Task to complete:
Skip the images and return the records below exactly.

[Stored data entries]
START

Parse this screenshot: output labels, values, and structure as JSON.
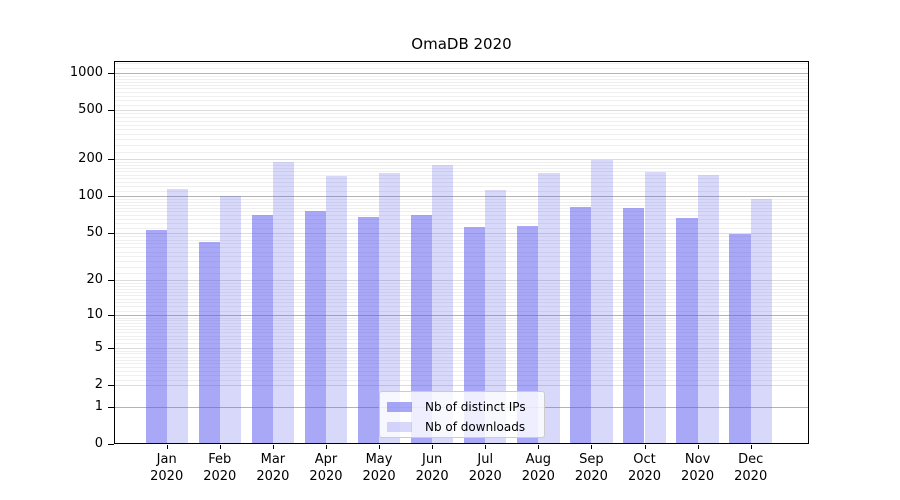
{
  "chart_data": {
    "type": "bar",
    "title": "OmaDB 2020",
    "categories": [
      "Jan",
      "Feb",
      "Mar",
      "Apr",
      "May",
      "Jun",
      "Jul",
      "Aug",
      "Sep",
      "Oct",
      "Nov",
      "Dec"
    ],
    "x_year": "2020",
    "series": [
      {
        "name": "Nb of distinct IPs",
        "color": "#5a5af0",
        "opacity": 0.53,
        "values": [
          53,
          42,
          70,
          75,
          67,
          70,
          56,
          57,
          81,
          80,
          66,
          49
        ]
      },
      {
        "name": "Nb of downloads",
        "color": "#5a5af0",
        "opacity": 0.24,
        "values": [
          115,
          101,
          188,
          145,
          153,
          181,
          113,
          153,
          198,
          157,
          149,
          95
        ]
      }
    ],
    "y_ticks": [
      0,
      1,
      2,
      5,
      10,
      20,
      50,
      100,
      200,
      500,
      1000
    ],
    "scale": "log1p",
    "ylim": [
      0,
      1250
    ],
    "grid": true,
    "legend_position": "lower center"
  },
  "colors": {
    "grid_decade": "#b3b3b3",
    "grid_mid": "#dcdcdc",
    "grid_minor": "#efefef",
    "axis": "#000000",
    "legend_border": "#cccccc",
    "background": "#ffffff"
  }
}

END

Complete answer:
Parse this screenshot: output labels, values, and structure as JSON.
{
  "chart_data": {
    "type": "bar",
    "title": "OmaDB 2020",
    "categories": [
      "Jan",
      "Feb",
      "Mar",
      "Apr",
      "May",
      "Jun",
      "Jul",
      "Aug",
      "Sep",
      "Oct",
      "Nov",
      "Dec"
    ],
    "x_year": "2020",
    "series": [
      {
        "name": "Nb of distinct IPs",
        "color": "#5a5af0",
        "opacity": 0.53,
        "values": [
          53,
          42,
          70,
          75,
          67,
          70,
          56,
          57,
          81,
          80,
          66,
          49
        ]
      },
      {
        "name": "Nb of downloads",
        "color": "#5a5af0",
        "opacity": 0.24,
        "values": [
          115,
          101,
          188,
          145,
          153,
          181,
          113,
          153,
          198,
          157,
          149,
          95
        ]
      }
    ],
    "y_ticks": [
      0,
      1,
      2,
      5,
      10,
      20,
      50,
      100,
      200,
      500,
      1000
    ],
    "scale": "log1p",
    "ylim": [
      0,
      1250
    ],
    "grid": true,
    "legend_position": "lower center"
  },
  "colors": {
    "grid_decade": "#b3b3b3",
    "grid_mid": "#dcdcdc",
    "grid_minor": "#efefef",
    "axis": "#000000",
    "legend_border": "#cccccc",
    "background": "#ffffff"
  }
}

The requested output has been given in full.